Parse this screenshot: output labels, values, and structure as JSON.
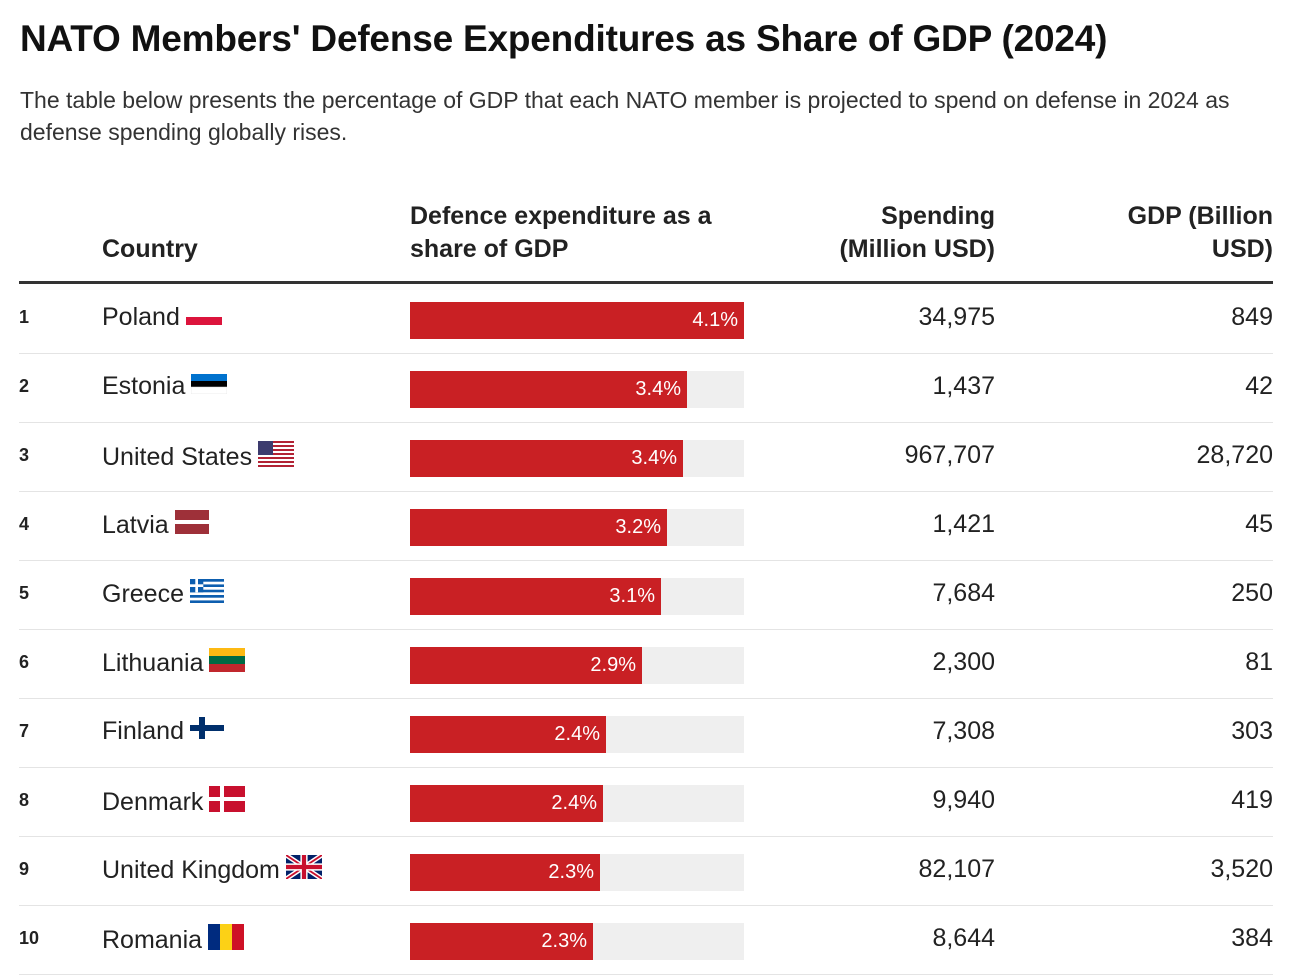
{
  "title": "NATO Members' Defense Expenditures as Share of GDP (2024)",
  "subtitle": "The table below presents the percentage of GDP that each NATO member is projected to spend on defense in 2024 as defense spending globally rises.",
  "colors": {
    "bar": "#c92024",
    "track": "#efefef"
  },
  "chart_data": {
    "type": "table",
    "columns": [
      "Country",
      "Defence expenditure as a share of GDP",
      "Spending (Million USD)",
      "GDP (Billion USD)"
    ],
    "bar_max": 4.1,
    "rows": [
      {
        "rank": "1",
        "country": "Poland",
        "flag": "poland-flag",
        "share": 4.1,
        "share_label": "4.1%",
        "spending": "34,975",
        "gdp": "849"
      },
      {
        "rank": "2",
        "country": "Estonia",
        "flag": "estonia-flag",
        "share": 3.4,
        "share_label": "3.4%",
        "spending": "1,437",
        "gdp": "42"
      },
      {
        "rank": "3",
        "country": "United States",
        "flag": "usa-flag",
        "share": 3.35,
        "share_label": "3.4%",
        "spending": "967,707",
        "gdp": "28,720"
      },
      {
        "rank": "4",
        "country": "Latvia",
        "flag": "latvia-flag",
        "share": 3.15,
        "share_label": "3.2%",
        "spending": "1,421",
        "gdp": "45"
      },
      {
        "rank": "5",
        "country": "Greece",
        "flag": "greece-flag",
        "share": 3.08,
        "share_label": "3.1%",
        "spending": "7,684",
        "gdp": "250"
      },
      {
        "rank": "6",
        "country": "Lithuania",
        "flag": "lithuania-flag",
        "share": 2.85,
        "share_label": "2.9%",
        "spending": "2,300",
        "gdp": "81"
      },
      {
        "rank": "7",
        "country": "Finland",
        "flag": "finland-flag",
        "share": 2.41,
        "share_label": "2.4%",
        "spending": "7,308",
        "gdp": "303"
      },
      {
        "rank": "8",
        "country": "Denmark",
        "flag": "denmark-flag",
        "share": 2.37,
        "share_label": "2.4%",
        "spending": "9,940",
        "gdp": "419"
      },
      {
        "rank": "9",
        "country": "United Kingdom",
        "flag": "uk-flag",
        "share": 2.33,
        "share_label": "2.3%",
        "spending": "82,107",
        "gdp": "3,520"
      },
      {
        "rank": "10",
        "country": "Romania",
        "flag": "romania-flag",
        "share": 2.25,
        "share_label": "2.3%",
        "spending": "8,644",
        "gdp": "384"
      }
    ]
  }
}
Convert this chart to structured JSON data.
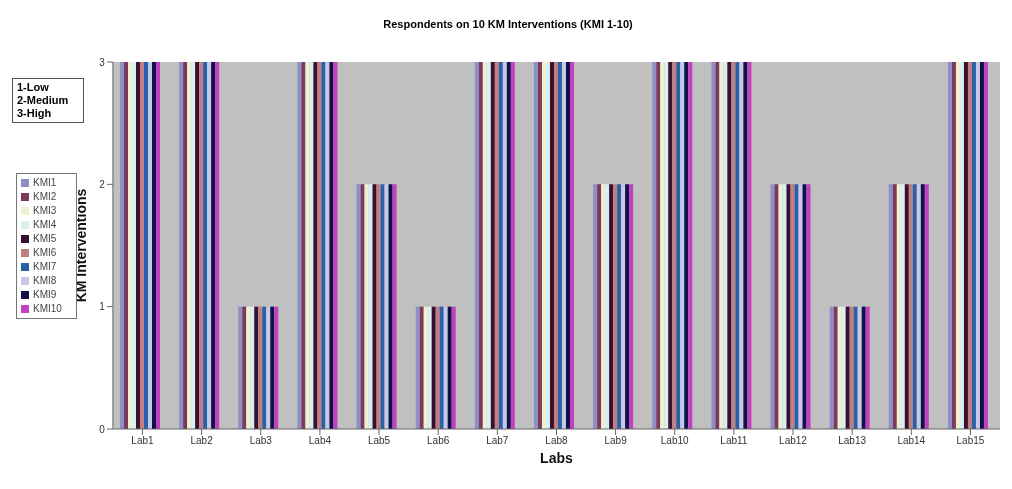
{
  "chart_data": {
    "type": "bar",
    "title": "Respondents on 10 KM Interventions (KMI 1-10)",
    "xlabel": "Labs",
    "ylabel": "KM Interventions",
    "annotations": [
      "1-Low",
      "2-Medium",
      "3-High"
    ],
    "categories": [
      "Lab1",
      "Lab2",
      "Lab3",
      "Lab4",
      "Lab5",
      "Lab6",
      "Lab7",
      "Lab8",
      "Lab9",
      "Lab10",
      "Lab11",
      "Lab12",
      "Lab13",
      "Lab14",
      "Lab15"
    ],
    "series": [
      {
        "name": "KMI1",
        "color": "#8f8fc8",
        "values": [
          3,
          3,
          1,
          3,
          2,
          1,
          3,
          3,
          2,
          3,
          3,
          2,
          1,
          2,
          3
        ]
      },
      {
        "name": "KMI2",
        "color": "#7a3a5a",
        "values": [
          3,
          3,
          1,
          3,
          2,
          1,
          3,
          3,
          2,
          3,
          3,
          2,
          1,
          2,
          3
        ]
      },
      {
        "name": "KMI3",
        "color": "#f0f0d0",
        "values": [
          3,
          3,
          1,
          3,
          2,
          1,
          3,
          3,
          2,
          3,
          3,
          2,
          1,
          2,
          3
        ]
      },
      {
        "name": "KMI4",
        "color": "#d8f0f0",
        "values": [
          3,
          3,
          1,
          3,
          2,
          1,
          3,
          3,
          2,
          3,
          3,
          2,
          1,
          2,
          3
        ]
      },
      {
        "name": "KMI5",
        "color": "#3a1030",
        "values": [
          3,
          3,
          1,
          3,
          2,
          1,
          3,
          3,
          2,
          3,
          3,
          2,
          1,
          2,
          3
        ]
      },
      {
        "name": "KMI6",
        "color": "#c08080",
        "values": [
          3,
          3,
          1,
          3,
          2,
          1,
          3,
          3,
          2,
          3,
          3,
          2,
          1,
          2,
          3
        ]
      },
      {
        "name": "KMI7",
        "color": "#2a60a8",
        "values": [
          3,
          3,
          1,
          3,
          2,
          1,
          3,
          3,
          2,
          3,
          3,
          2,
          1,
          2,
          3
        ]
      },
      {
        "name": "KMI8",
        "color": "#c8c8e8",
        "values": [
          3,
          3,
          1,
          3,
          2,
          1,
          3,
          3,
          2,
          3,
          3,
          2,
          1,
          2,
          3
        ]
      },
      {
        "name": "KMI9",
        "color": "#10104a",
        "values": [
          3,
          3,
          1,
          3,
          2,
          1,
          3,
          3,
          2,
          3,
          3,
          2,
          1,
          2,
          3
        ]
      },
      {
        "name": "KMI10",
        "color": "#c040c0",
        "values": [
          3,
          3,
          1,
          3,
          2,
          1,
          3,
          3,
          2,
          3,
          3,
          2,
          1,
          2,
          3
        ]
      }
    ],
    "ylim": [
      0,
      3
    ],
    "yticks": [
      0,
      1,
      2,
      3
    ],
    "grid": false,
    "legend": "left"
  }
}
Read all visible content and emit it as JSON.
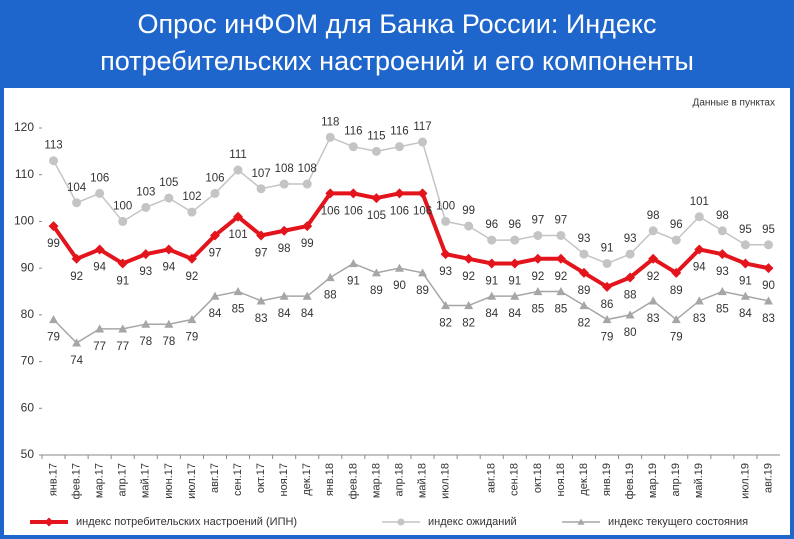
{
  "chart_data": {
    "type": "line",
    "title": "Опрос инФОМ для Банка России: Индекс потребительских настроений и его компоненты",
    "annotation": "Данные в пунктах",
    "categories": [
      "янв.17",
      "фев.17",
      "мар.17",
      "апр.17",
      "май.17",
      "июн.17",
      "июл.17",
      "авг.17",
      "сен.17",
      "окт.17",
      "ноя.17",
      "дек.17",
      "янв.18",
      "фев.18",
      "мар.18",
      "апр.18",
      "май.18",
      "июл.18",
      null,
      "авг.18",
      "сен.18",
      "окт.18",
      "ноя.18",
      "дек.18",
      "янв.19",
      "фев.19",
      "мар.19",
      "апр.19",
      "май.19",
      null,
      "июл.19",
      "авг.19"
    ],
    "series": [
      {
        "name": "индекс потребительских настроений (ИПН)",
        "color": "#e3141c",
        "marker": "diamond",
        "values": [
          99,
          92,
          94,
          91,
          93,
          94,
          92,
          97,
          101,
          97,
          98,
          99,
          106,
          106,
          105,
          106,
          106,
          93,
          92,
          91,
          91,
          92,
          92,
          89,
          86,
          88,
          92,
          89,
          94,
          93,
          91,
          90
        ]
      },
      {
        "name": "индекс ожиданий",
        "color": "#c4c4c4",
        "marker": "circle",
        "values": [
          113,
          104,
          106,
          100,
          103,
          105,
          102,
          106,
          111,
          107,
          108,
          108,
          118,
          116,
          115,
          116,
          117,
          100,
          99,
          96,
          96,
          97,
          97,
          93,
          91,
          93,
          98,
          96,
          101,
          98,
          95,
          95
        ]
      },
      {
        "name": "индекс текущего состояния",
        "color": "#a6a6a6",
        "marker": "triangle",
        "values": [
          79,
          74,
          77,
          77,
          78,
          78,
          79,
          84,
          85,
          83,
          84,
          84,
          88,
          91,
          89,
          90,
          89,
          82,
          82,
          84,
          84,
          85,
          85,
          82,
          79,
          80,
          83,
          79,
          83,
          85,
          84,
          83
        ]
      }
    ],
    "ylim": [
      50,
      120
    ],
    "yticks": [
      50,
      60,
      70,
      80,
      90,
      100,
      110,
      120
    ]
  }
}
__________
**The request:**
Where a line holds the string "JSON", copy that line.

**Solution to this problem:**
Parse this screenshot: output labels, values, and structure as JSON.
Convert this chart to structured JSON data.
Read all visible content and emit it as JSON.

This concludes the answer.